======== DATA SHOWN ========

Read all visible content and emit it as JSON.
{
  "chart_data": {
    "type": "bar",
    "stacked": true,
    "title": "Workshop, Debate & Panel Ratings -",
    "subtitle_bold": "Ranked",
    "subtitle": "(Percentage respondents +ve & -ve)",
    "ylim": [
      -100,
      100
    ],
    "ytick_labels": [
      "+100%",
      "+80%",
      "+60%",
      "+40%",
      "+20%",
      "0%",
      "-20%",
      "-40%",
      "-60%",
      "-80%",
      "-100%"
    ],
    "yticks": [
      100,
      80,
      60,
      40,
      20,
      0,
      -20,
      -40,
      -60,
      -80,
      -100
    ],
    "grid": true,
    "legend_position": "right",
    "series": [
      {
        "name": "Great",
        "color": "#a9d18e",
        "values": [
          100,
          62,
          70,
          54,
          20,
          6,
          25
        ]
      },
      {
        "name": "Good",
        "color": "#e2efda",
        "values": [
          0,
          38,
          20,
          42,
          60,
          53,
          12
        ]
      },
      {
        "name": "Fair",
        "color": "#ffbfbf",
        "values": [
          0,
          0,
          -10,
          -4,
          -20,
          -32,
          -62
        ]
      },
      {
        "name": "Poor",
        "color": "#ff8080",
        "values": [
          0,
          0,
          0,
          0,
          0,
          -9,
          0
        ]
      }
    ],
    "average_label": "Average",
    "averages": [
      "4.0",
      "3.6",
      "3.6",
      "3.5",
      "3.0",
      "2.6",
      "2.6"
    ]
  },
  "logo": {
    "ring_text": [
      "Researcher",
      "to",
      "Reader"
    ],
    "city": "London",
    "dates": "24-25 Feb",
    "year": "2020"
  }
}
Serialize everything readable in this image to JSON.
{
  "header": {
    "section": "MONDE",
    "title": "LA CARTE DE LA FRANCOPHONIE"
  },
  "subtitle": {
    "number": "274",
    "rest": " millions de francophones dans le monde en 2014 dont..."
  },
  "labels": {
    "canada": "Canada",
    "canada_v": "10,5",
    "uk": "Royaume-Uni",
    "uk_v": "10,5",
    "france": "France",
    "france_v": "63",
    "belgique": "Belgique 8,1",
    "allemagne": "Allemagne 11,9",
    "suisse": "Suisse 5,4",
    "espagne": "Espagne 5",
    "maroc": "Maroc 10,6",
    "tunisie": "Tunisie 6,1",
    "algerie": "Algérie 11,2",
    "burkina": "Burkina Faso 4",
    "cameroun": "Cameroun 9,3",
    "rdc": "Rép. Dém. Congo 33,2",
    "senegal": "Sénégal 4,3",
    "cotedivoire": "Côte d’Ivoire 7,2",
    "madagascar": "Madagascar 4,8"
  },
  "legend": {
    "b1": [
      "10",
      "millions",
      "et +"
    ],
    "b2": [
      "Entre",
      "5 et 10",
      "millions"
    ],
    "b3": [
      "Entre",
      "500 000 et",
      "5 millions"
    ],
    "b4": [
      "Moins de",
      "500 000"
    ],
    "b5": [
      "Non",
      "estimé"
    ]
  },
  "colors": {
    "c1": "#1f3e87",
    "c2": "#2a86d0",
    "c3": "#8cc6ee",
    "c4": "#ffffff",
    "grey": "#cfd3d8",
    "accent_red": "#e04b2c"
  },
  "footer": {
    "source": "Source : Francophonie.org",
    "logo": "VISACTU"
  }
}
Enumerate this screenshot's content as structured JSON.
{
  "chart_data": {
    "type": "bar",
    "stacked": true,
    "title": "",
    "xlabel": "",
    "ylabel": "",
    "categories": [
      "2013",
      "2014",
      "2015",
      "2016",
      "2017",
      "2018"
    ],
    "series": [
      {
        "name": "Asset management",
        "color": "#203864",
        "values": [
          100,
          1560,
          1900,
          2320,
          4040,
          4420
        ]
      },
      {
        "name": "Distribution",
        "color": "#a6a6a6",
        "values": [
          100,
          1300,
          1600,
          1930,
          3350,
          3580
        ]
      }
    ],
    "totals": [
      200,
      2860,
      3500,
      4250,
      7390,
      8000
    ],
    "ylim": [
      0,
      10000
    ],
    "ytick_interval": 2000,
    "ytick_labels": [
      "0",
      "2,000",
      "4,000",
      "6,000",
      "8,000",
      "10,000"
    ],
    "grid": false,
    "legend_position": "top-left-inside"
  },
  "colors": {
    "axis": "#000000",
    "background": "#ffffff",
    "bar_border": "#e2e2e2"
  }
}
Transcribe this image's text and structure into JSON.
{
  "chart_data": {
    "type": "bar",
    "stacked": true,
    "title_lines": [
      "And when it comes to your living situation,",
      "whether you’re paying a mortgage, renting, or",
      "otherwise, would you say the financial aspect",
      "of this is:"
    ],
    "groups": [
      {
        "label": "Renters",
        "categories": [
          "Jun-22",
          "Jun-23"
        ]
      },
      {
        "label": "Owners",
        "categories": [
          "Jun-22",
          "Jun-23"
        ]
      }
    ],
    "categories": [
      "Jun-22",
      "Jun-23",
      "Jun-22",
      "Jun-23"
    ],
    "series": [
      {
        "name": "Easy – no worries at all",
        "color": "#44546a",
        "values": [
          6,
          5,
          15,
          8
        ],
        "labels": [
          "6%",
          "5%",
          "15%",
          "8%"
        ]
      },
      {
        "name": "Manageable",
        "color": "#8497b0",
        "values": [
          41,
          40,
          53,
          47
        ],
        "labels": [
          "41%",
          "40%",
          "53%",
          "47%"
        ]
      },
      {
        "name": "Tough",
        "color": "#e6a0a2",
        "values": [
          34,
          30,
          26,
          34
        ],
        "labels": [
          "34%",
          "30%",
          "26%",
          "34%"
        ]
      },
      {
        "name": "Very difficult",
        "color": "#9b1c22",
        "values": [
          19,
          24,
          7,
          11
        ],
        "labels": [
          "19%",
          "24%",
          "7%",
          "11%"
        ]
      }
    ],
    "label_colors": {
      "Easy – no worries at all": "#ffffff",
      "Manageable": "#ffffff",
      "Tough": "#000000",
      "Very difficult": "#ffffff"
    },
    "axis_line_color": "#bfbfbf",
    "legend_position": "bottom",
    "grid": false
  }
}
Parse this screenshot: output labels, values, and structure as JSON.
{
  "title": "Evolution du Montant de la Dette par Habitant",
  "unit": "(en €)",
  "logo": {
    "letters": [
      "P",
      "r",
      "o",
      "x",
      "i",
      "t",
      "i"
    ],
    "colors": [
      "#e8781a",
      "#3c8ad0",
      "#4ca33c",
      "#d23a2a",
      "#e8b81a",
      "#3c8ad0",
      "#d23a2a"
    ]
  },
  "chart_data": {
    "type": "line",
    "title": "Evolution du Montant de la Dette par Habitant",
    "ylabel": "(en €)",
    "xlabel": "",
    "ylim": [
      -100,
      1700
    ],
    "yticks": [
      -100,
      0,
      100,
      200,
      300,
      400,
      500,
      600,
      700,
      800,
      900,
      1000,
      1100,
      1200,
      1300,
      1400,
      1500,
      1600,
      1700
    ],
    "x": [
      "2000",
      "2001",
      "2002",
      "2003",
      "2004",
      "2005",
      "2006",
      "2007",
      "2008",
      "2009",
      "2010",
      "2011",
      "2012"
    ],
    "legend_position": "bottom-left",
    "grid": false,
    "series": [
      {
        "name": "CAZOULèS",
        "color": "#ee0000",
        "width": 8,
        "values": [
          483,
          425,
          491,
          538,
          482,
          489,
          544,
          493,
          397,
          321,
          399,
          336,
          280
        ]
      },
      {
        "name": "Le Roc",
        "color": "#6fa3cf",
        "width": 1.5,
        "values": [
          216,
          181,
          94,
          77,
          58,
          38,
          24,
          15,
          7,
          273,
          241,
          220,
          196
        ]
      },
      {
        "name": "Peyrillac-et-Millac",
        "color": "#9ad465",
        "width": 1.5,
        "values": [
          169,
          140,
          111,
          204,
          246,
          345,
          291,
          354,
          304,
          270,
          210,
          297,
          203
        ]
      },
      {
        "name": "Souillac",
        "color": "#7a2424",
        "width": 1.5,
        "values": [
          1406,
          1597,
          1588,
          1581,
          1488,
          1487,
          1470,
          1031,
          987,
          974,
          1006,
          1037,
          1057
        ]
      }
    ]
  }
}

========

**WHAT YOU HAVE TO DO**. Look through the entries above and count each line holding "millions"; report the count alone.

**COMPLETE OUTPUT**. 4